_TEXTO FORNECIDO_:
No Senado, a segunda onda bolsonarista foi ainda mais nítida. O PL, partido do presidente, elegeu 8 e terá a maior bancada a partir de 2023, com 13 senadores. Pode ir a 15 se dois senadores do PL que ainda disputam governos em seus estados perderem o segundo turno – e ainda conta com senadores aliados de outros partidos. O PL superou MDB, PSD e União Brasil e brigará pela presidência da Casa, tornando-se um obstáculo potencial para o atual presidente, Rodrigo Pacheco (PSD-MG), que tem feito acenos a Lula nos bastidores e certamente terá mais dificuldades que Lira para se reeleger.

 Se, na Câmara, Lira tem obtido sucesso entre os pares em sua gestão focada no empoderamento dos deputados graças ao Orçamento secreto, no Senado Pacheco ainda acena para a necessidade de resguardo do campo democrático. Interlocutores do presidente do Senado afirmam que ele fez alguns freios de arrumação diante de pressões bolsonaristas, como o arquivamento do pedido de impeachment que o próprio Bolsonaro apresentou contra o ministro do STF Alexandre de Moraes. Pacheco também deixou morrerem na praia proposições legislativas relacionadas a homeschooling, flexibilização das leis ambientais e relacionadas a armas de fogo.

_DADOS FORNECIDOS_:

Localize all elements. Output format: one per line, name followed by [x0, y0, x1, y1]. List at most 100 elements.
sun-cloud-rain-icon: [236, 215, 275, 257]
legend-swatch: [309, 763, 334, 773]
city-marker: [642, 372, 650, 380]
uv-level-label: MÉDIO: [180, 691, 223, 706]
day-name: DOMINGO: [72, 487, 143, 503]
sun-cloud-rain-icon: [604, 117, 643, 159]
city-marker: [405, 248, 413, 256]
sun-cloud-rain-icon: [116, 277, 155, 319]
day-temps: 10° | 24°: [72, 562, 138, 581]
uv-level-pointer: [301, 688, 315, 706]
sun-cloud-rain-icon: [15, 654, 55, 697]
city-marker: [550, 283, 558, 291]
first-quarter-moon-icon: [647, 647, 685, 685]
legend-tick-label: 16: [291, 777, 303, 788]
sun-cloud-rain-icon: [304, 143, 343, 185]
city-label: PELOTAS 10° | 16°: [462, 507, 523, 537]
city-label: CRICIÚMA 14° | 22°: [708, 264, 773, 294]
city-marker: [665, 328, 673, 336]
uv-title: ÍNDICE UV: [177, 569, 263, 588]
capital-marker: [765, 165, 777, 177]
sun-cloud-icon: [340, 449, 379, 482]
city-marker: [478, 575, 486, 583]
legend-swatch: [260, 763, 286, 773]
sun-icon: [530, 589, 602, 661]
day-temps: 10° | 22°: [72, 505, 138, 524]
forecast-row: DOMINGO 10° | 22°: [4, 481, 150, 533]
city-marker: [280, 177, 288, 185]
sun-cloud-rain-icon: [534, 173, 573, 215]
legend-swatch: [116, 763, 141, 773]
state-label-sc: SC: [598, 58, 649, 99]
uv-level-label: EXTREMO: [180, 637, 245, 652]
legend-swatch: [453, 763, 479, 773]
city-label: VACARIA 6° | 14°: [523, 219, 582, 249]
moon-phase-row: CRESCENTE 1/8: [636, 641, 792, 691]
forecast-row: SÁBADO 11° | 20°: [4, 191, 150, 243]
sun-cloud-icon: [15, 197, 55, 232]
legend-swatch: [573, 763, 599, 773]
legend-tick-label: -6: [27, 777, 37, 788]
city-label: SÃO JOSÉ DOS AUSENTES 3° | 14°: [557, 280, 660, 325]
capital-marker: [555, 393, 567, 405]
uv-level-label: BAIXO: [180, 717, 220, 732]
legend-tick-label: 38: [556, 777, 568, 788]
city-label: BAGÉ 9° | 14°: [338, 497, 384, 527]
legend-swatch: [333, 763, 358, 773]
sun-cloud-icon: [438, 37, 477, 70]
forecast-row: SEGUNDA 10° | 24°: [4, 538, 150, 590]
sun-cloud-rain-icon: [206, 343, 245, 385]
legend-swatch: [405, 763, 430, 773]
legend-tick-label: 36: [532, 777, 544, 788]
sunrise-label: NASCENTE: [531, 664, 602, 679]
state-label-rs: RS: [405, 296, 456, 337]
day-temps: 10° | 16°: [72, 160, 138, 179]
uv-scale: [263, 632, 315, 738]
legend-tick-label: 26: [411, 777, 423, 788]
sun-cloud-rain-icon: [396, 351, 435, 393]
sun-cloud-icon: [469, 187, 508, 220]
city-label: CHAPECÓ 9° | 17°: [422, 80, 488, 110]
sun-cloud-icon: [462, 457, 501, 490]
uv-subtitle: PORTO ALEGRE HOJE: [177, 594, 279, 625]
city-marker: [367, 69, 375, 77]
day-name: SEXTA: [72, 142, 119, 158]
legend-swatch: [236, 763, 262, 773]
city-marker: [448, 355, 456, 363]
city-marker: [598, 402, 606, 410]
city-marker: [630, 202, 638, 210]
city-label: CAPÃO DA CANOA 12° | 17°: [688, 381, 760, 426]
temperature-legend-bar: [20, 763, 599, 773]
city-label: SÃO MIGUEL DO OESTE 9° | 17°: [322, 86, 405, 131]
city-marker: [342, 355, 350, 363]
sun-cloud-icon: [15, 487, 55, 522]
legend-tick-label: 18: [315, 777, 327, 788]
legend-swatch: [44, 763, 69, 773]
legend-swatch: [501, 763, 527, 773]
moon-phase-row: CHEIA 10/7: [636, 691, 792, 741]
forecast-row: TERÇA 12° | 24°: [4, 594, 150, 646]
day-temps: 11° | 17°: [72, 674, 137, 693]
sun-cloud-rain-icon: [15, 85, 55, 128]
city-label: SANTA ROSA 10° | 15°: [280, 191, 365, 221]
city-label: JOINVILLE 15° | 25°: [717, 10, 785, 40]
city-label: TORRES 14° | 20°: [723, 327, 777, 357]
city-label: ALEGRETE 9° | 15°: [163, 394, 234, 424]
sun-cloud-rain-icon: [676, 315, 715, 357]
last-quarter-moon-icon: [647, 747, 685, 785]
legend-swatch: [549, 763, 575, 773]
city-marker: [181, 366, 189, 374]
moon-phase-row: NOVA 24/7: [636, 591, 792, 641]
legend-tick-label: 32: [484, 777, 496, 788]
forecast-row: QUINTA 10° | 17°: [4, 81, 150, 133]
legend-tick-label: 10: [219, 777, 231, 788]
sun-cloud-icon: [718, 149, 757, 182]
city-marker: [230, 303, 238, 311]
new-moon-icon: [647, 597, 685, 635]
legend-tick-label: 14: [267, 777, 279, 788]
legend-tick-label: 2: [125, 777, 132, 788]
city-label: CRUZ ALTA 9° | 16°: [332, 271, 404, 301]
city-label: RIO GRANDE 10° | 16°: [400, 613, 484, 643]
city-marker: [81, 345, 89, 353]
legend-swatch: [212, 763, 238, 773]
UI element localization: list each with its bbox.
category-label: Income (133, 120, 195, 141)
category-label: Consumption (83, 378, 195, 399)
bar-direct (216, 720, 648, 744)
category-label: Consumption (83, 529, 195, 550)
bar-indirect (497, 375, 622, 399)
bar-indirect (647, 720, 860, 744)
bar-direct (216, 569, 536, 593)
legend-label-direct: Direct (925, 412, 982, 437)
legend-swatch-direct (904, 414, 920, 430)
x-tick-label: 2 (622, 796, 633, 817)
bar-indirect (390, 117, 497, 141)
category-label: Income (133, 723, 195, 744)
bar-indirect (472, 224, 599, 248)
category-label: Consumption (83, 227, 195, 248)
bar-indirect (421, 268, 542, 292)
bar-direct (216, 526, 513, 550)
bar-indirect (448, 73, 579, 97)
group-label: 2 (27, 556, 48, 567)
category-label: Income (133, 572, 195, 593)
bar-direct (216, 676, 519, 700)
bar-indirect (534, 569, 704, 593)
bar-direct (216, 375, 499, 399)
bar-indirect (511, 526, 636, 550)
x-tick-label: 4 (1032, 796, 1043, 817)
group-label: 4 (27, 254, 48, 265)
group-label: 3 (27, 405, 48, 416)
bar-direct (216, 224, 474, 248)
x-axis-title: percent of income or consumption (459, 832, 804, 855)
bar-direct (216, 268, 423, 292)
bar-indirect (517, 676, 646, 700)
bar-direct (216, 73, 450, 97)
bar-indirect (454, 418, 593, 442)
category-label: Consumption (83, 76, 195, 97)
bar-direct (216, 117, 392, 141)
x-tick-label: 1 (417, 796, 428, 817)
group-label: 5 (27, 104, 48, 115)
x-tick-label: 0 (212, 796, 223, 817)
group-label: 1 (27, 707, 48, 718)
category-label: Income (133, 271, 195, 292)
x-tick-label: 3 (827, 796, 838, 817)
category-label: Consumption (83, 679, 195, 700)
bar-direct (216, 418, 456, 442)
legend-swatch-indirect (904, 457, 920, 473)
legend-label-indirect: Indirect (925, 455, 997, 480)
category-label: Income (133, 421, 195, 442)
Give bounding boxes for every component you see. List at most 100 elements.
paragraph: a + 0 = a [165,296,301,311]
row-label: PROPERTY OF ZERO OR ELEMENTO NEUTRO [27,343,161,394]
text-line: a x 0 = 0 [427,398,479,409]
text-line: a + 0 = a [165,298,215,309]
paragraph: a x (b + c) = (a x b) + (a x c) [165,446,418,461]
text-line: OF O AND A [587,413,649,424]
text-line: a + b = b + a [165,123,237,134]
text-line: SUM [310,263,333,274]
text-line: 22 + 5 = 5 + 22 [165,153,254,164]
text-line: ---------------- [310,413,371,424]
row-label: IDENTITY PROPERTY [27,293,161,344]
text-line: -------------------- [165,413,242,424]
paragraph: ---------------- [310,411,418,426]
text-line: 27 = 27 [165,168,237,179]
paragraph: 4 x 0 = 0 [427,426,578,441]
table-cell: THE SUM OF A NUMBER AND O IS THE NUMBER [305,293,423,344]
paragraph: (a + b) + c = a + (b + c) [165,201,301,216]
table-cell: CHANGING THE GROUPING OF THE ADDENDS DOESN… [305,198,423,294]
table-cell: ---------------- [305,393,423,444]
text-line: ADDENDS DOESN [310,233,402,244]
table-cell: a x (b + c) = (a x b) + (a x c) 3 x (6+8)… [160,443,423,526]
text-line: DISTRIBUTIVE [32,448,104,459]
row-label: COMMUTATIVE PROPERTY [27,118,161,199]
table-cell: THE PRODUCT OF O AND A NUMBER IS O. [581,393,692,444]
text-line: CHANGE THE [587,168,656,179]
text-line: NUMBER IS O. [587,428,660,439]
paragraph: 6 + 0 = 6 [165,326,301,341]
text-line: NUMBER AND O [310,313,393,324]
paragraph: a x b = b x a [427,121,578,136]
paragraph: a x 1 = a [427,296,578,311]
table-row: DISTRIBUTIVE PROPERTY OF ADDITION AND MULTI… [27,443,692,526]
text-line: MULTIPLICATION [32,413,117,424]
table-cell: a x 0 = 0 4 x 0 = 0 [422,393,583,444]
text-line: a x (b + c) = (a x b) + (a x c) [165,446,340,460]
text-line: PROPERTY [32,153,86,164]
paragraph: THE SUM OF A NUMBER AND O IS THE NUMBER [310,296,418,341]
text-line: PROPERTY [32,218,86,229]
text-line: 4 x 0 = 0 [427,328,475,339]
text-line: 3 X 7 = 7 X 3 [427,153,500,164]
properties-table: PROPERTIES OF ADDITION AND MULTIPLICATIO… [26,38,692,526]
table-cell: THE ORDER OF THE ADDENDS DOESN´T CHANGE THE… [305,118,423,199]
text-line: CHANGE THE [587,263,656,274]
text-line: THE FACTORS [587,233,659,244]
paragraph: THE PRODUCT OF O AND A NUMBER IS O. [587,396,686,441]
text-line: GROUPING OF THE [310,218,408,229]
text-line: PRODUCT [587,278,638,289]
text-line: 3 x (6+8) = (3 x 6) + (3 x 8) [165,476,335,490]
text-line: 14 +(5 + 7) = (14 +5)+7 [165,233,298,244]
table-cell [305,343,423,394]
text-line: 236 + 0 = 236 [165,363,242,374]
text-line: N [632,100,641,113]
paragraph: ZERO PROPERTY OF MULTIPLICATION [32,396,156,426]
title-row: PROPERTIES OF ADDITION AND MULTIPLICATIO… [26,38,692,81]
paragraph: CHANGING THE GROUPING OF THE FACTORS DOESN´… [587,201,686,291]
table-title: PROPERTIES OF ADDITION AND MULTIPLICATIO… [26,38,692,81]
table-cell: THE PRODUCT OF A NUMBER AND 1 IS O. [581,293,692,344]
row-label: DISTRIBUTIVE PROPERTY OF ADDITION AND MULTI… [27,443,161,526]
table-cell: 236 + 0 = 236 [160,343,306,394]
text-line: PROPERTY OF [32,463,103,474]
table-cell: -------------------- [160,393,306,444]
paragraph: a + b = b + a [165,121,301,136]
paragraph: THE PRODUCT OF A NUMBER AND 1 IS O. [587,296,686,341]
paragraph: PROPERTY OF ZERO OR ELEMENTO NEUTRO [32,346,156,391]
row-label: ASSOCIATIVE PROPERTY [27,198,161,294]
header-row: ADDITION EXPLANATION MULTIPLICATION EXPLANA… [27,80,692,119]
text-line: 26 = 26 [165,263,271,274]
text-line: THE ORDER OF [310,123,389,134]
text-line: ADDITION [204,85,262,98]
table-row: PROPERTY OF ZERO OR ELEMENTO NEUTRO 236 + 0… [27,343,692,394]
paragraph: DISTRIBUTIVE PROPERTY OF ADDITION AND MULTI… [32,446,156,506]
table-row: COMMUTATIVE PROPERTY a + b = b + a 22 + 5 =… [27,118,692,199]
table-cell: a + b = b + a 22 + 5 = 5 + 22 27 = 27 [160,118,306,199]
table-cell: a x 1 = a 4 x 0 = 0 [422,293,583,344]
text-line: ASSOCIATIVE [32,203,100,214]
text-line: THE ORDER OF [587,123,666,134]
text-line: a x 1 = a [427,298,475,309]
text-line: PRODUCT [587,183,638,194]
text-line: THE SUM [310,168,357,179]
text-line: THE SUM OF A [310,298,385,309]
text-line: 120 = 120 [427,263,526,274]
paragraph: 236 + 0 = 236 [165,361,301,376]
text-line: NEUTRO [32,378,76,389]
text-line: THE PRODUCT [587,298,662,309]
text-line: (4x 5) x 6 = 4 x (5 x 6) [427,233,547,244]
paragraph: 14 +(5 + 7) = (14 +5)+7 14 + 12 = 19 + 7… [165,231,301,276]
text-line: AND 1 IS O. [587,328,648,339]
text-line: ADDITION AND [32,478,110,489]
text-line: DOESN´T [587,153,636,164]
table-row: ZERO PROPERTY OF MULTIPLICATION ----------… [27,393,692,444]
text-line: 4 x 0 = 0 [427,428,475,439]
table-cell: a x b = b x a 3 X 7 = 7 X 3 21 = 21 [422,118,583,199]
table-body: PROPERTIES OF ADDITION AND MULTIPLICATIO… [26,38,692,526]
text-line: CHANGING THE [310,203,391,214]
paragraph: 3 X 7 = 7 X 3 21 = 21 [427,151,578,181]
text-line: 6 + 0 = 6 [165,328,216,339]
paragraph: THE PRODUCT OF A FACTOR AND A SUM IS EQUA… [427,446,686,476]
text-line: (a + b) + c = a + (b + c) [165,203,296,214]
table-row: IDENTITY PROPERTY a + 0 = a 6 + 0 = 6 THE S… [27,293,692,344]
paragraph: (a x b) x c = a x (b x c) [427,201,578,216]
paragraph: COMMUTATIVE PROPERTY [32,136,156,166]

_LISTA DE TAREFAS_:
1: No texto sobre o Senado, com quantos senadores o PL vai ficar a partir de 2023?
2: Repita, sem mudar nada, o trecho do texto sobre o Senado que abre com as palavras "Se, na Câmara, Lira" e fecha com "armas de fogo.".

_RESPOSTAS DADAS_:
1: Com 13 senadores.

2:
Se, na Câmara, Lira tem obtido sucesso entre os pares em sua gestão focada no empoderamento dos deputados graças ao Orçamento secreto, no Senado Pacheco ainda acena para a necessidade de resguardo do campo democrático. Interlocutores do presidente do Senado afirmam que ele fez alguns freios de arrumação diante de pressões bolsonaristas, como o arquivamento do pedido de impeachment que o próprio Bolsonaro apresentou contra o ministro do STF Alexandre de Moraes. Pacheco também deixou morrerem na praia proposições legislativas relacionadas a homeschooling, flexibilização das leis ambientais e relacionadas a armas de fogo.